Aim: Find the word "boshqarish" in the listing; pull out each line holding it.

Raw records:
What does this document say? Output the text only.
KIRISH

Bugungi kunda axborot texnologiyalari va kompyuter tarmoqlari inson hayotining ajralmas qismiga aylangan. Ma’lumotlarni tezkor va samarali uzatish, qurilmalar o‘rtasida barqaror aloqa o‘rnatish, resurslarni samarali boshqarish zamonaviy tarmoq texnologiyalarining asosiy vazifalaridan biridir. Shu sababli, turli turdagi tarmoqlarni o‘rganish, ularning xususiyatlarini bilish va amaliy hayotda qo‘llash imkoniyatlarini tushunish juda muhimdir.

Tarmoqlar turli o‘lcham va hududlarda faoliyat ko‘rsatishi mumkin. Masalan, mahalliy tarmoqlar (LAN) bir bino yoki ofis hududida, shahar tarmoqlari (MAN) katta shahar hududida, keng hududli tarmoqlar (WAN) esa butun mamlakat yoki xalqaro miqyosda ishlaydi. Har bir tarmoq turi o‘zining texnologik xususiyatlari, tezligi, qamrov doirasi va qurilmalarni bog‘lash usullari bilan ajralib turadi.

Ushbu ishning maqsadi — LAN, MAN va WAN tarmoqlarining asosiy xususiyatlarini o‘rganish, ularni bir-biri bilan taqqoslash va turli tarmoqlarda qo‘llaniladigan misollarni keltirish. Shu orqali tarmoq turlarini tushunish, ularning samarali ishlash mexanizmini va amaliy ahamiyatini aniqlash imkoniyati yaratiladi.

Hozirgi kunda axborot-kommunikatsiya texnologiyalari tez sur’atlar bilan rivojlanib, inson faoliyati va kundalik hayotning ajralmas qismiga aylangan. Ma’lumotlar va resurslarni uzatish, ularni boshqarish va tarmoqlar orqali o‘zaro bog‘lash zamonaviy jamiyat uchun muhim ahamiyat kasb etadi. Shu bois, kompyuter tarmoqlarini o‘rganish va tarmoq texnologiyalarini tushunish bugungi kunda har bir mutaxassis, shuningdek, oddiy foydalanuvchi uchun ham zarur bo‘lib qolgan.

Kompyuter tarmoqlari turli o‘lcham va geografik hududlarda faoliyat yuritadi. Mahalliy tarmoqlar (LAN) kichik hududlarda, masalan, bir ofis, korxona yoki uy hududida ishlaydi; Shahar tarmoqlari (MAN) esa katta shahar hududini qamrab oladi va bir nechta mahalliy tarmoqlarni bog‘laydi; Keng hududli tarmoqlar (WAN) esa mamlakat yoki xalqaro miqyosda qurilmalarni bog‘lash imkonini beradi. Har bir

Final result:
Bugungi kunda axborot texnologiyalari va kompyuter tarmoqlari inson hayotining ajralmas qismiga aylangan. Ma’lumotlarni tezkor va samarali uzatish, qurilmalar o‘rtasida barqaror aloqa o‘rnatish, resurslarni samarali boshqarish zamonaviy tarmoq texnologiyalarining asosiy vazifalaridan biridir. Shu sababli, turli turdagi tarmoqlarni o‘rganish, ularning xususiyatlarini bilish va amaliy hayotda qo‘llash imkoniyatlarini tushunish juda muhimdir.
Hozirgi kunda axborot-kommunikatsiya texnologiyalari tez sur’atlar bilan rivojlanib, inson faoliyati va kundalik hayotning ajralmas qismiga aylangan. Ma’lumotlar va resurslarni uzatish, ularni boshqarish va tarmoqlar orqali o‘zaro bog‘lash zamonaviy jamiyat uchun muhim ahamiyat kasb etadi. Shu bois, kompyuter tarmoqlarini o‘rganish va tarmoq texnologiyalarini tushunish bugungi kunda har bir mutaxassis, shuningdek, oddiy foydalanuvchi uchun ham zarur bo‘lib qolgan.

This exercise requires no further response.